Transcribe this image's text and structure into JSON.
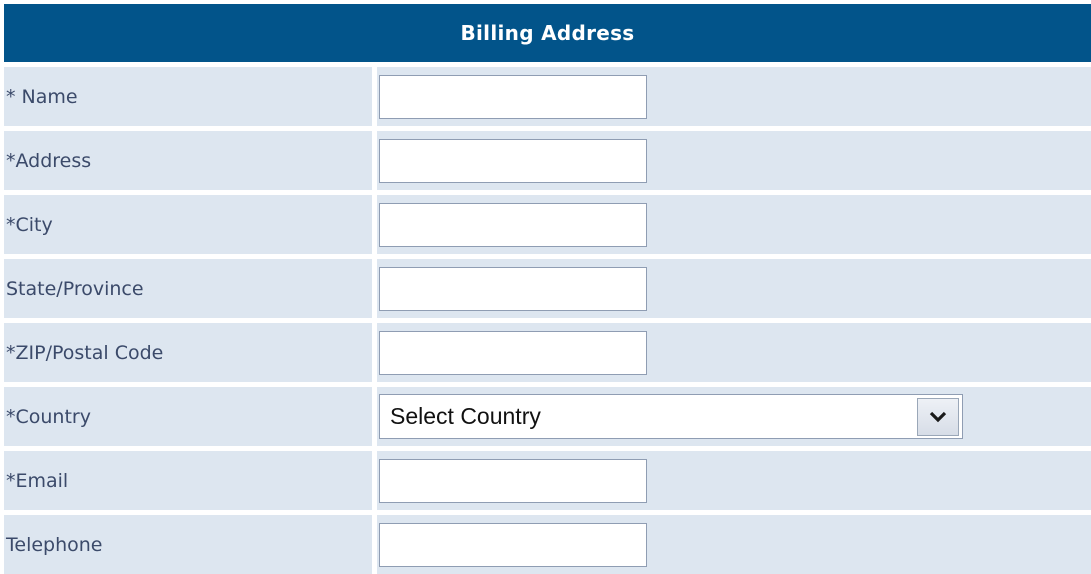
{
  "form": {
    "title": "Billing Address",
    "fields": [
      {
        "label": "* Name",
        "value": ""
      },
      {
        "label": "*Address",
        "value": ""
      },
      {
        "label": "*City",
        "value": ""
      },
      {
        "label": "State/Province",
        "value": ""
      },
      {
        "label": "*ZIP/Postal Code",
        "value": ""
      },
      {
        "label": "*Country",
        "selected": "Select Country"
      },
      {
        "label": "*Email",
        "value": ""
      },
      {
        "label": "Telephone",
        "value": ""
      }
    ]
  },
  "colors": {
    "header_bg": "#02548a",
    "row_bg": "#dde6f0",
    "label_text": "#3b4a6a"
  },
  "icons": {
    "country_dropdown": "chevron-down-icon"
  }
}
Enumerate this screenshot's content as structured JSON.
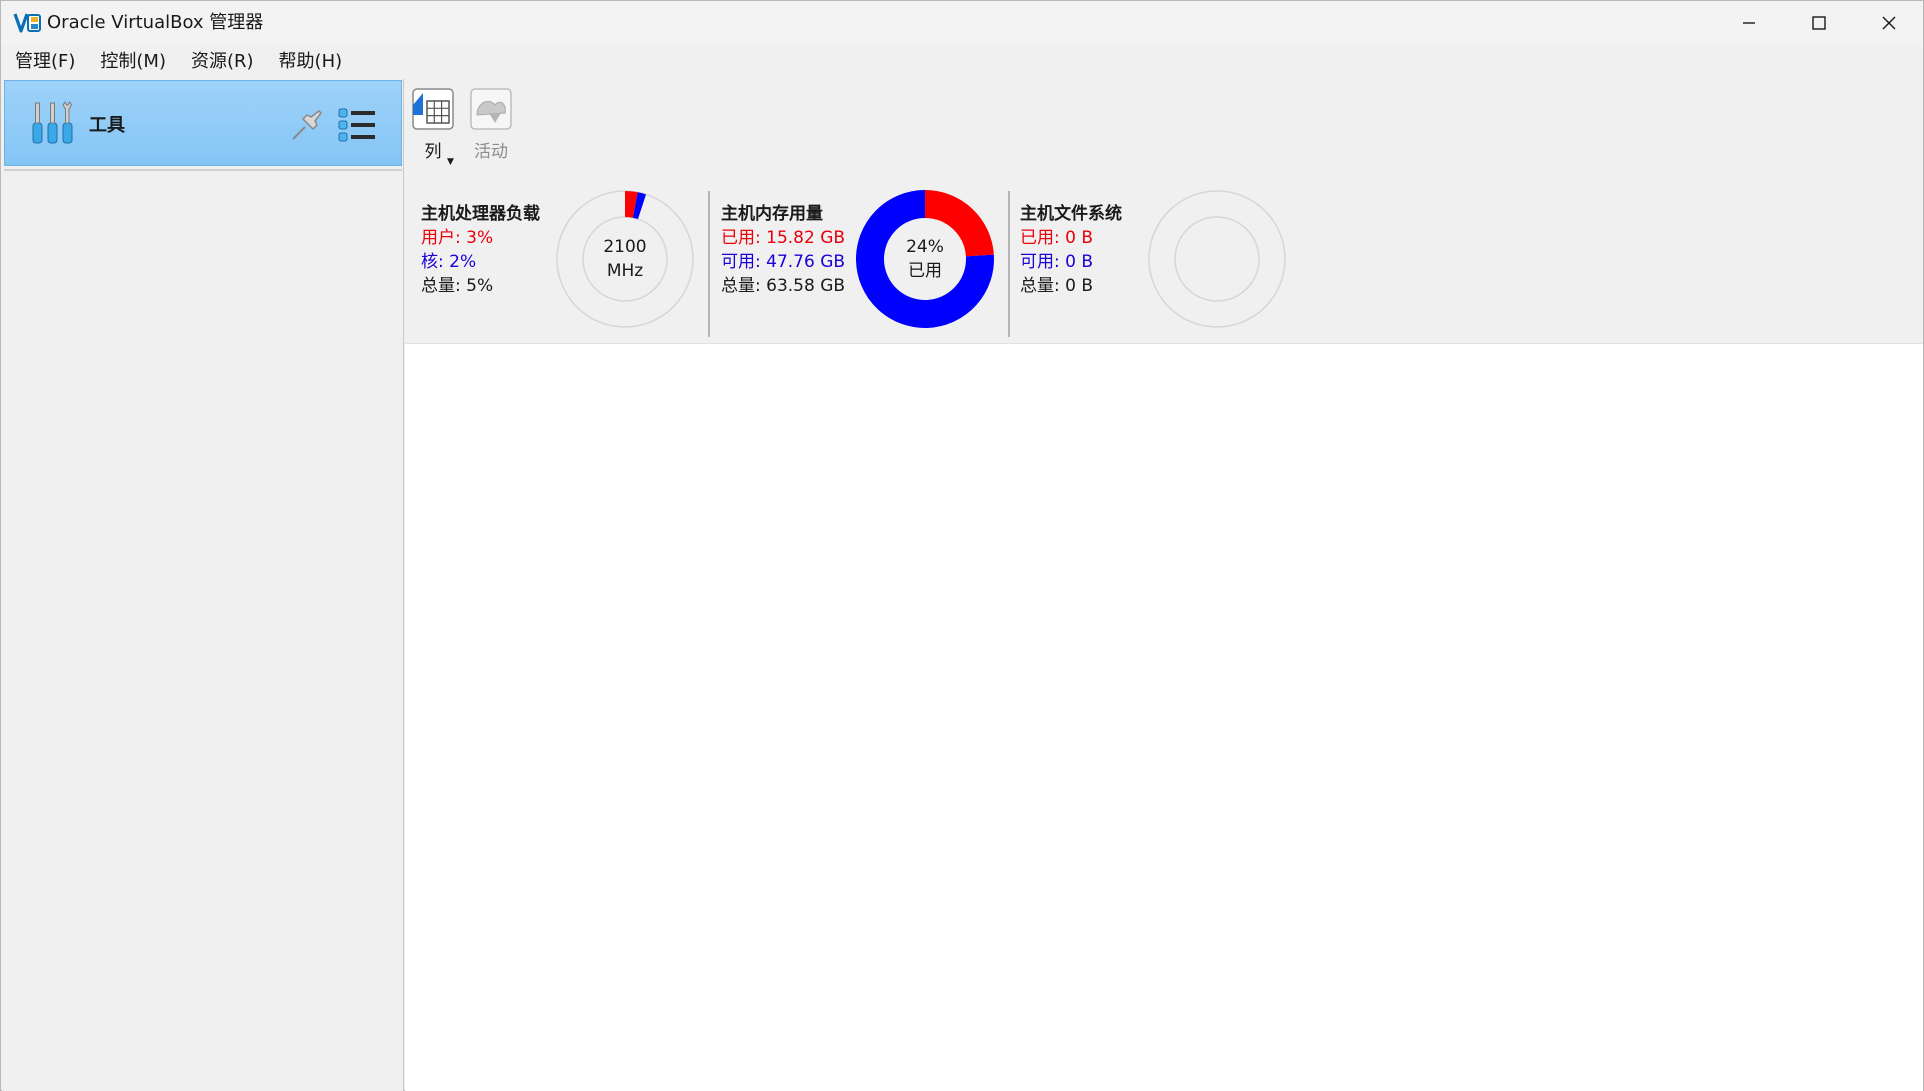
{
  "window": {
    "title": "Oracle VirtualBox 管理器"
  },
  "menu": {
    "items": [
      "管理(F)",
      "控制(M)",
      "资源(R)",
      "帮助(H)"
    ]
  },
  "sidebar": {
    "tools_label": "工具"
  },
  "toolbar": {
    "columns_label": "列",
    "activity_label": "活动"
  },
  "monitor": {
    "cpu": {
      "title": "主机处理器负载",
      "user": "用户: 3%",
      "kernel": "核: 2%",
      "total": "总量: 5%",
      "center_line1": "2100",
      "center_line2": "MHz",
      "user_pct": 3,
      "kernel_pct": 2
    },
    "memory": {
      "title": "主机内存用量",
      "used": "已用: 15.82 GB",
      "free": "可用: 47.76 GB",
      "total": "总量: 63.58 GB",
      "center_line1": "24%",
      "center_line2": "已用",
      "used_pct": 24
    },
    "filesystem": {
      "title": "主机文件系统",
      "used": "已用: 0 B",
      "free": "可用: 0 B",
      "total": "总量: 0 B"
    }
  },
  "colors": {
    "used": "#ff0000",
    "free": "#0000ff",
    "selection": "#90ccf7"
  },
  "icons": [
    "virtualbox-logo-icon",
    "minimize-icon",
    "maximize-icon",
    "close-icon",
    "tools-icon",
    "pin-icon",
    "list-view-icon",
    "columns-icon",
    "activity-icon"
  ]
}
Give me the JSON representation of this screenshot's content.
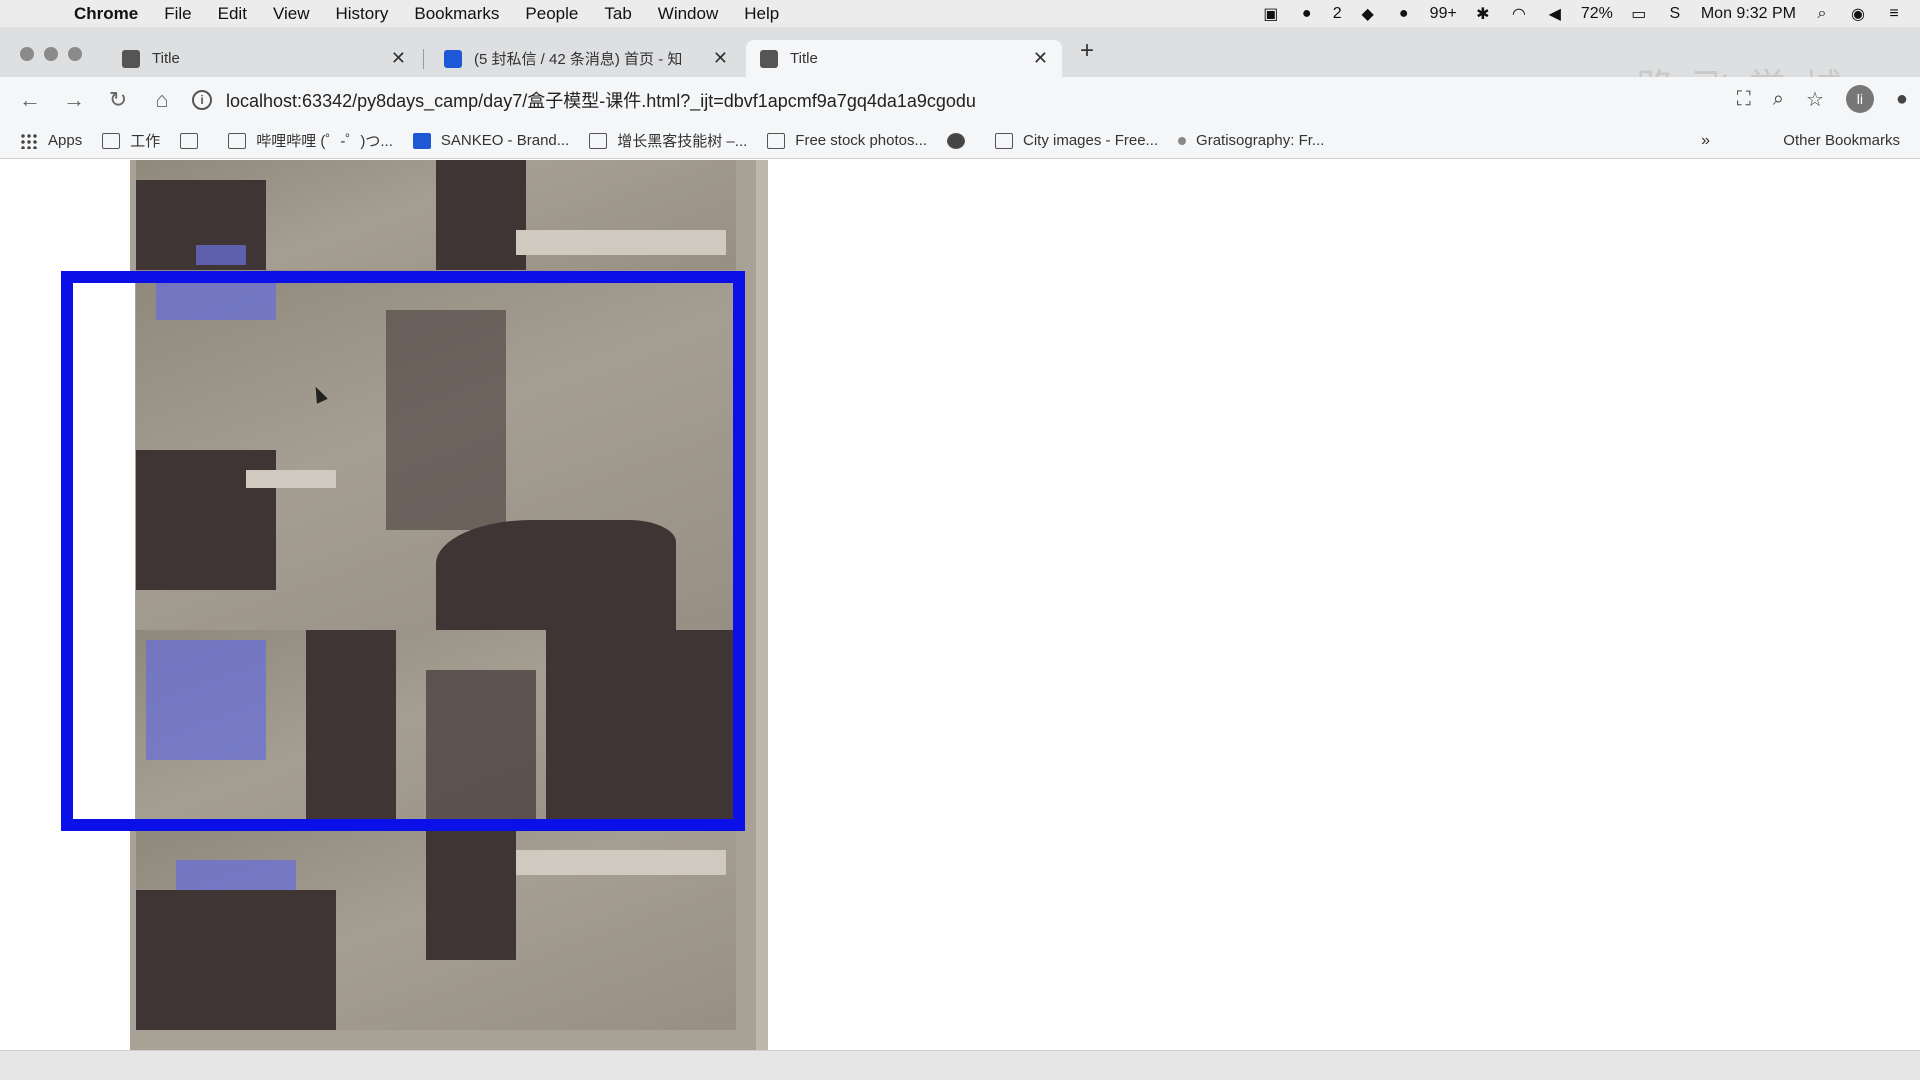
{
  "menubar": {
    "app": "Chrome",
    "items": [
      "File",
      "Edit",
      "View",
      "History",
      "Bookmarks",
      "People",
      "Tab",
      "Window",
      "Help"
    ],
    "status": {
      "badge_count": "2",
      "notifications": "99+",
      "battery": "72%",
      "clock": "Mon 9:32 PM"
    }
  },
  "tabs": [
    {
      "label": "Title"
    },
    {
      "label": "(5 封私信 / 42 条消息) 首页 - 知"
    },
    {
      "label": "Title"
    }
  ],
  "watermark": "路飞学城",
  "toolbar": {
    "url": "localhost:63342/py8days_camp/day7/盒子模型-课件.html?_ijt=dbvf1apcmf9a7gq4da1a9cgodu",
    "avatar_letter": "li"
  },
  "bookmarks": {
    "items": [
      {
        "label": "Apps",
        "icon": "apps-grid-icon"
      },
      {
        "label": "工作",
        "icon": "folder-icon"
      },
      {
        "label": "",
        "icon": "code-brackets-icon"
      },
      {
        "label": "哔哩哔哩 (゜-゜)つ...",
        "icon": "tv-icon"
      },
      {
        "label": "SANKEO - Brand...",
        "icon": "behance-icon"
      },
      {
        "label": "增长黑客技能树 –...",
        "icon": "box-icon"
      },
      {
        "label": "Free stock photos...",
        "icon": "pexels-icon"
      },
      {
        "label": "",
        "icon": "globe-icon"
      },
      {
        "label": "City images - Free...",
        "icon": "camera-icon"
      },
      {
        "label": "Gratisography: Fr...",
        "icon": "dot-icon"
      }
    ],
    "more": "»",
    "other": "Other Bookmarks"
  },
  "colors": {
    "box_border": "#0b10e8",
    "page_bg": "#ffffff"
  }
}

▶ Stated goal:
Set the entries down again exactly. Do not include the images.

▶ Solution:
Transcribe this image's text and structure into JSON.
{
  "form": {
    "title": "Billing Address",
    "fields": [
      {
        "label": "* Name",
        "value": ""
      },
      {
        "label": "*Address",
        "value": ""
      },
      {
        "label": "*City",
        "value": ""
      },
      {
        "label": "State/Province",
        "value": ""
      },
      {
        "label": "*ZIP/Postal Code",
        "value": ""
      },
      {
        "label": "*Country",
        "selected": "Select Country"
      },
      {
        "label": "*Email",
        "value": ""
      },
      {
        "label": "Telephone",
        "value": ""
      }
    ]
  },
  "colors": {
    "header_bg": "#02548a",
    "row_bg": "#dde6f0",
    "label_text": "#3b4a6a"
  },
  "icons": {
    "country_dropdown": "chevron-down-icon"
  }
}
Enumerate this screenshot's content as structured JSON.
{
  "window": {
    "title": "Oracle VirtualBox 管理器"
  },
  "menu": {
    "items": [
      "管理(F)",
      "控制(M)",
      "资源(R)",
      "帮助(H)"
    ]
  },
  "sidebar": {
    "tools_label": "工具"
  },
  "toolbar": {
    "columns_label": "列",
    "activity_label": "活动"
  },
  "monitor": {
    "cpu": {
      "title": "主机处理器负载",
      "user": "用户: 3%",
      "kernel": "核: 2%",
      "total": "总量: 5%",
      "center_line1": "2100",
      "center_line2": "MHz",
      "user_pct": 3,
      "kernel_pct": 2
    },
    "memory": {
      "title": "主机内存用量",
      "used": "已用: 15.82 GB",
      "free": "可用: 47.76 GB",
      "total": "总量: 63.58 GB",
      "center_line1": "24%",
      "center_line2": "已用",
      "used_pct": 24
    },
    "filesystem": {
      "title": "主机文件系统",
      "used": "已用: 0 B",
      "free": "可用: 0 B",
      "total": "总量: 0 B"
    }
  },
  "colors": {
    "used": "#ff0000",
    "free": "#0000ff",
    "selection": "#90ccf7"
  },
  "icons": [
    "virtualbox-logo-icon",
    "minimize-icon",
    "maximize-icon",
    "close-icon",
    "tools-icon",
    "pin-icon",
    "list-view-icon",
    "columns-icon",
    "activity-icon"
  ]
}
Give me the JSON representation of this screenshot's content.
{
  "menubar": {
    "app": "Chrome",
    "items": [
      "File",
      "Edit",
      "View",
      "History",
      "Bookmarks",
      "People",
      "Tab",
      "Window",
      "Help"
    ],
    "status": {
      "badge_count": "2",
      "notifications": "99+",
      "battery": "72%",
      "clock": "Mon 9:32 PM"
    }
  },
  "tabs": [
    {
      "label": "Title"
    },
    {
      "label": "(5 封私信 / 42 条消息) 首页 - 知"
    },
    {
      "label": "Title"
    }
  ],
  "watermark": "路飞学城",
  "toolbar": {
    "url": "localhost:63342/py8days_camp/day7/盒子模型-课件.html?_ijt=dbvf1apcmf9a7gq4da1a9cgodu",
    "avatar_letter": "li"
  },
  "bookmarks": {
    "items": [
      {
        "label": "Apps",
        "icon": "apps-grid-icon"
      },
      {
        "label": "工作",
        "icon": "folder-icon"
      },
      {
        "label": "",
        "icon": "code-brackets-icon"
      },
      {
        "label": "哔哩哔哩 (゜-゜)つ...",
        "icon": "tv-icon"
      },
      {
        "label": "SANKEO - Brand...",
        "icon": "behance-icon"
      },
      {
        "label": "增长黑客技能树 –...",
        "icon": "box-icon"
      },
      {
        "label": "Free stock photos...",
        "icon": "pexels-icon"
      },
      {
        "label": "",
        "icon": "globe-icon"
      },
      {
        "label": "City images - Free...",
        "icon": "camera-icon"
      },
      {
        "label": "Gratisography: Fr...",
        "icon": "dot-icon"
      }
    ],
    "more": "»",
    "other": "Other Bookmarks"
  },
  "colors": {
    "box_border": "#0b10e8",
    "page_bg": "#ffffff"
  }
}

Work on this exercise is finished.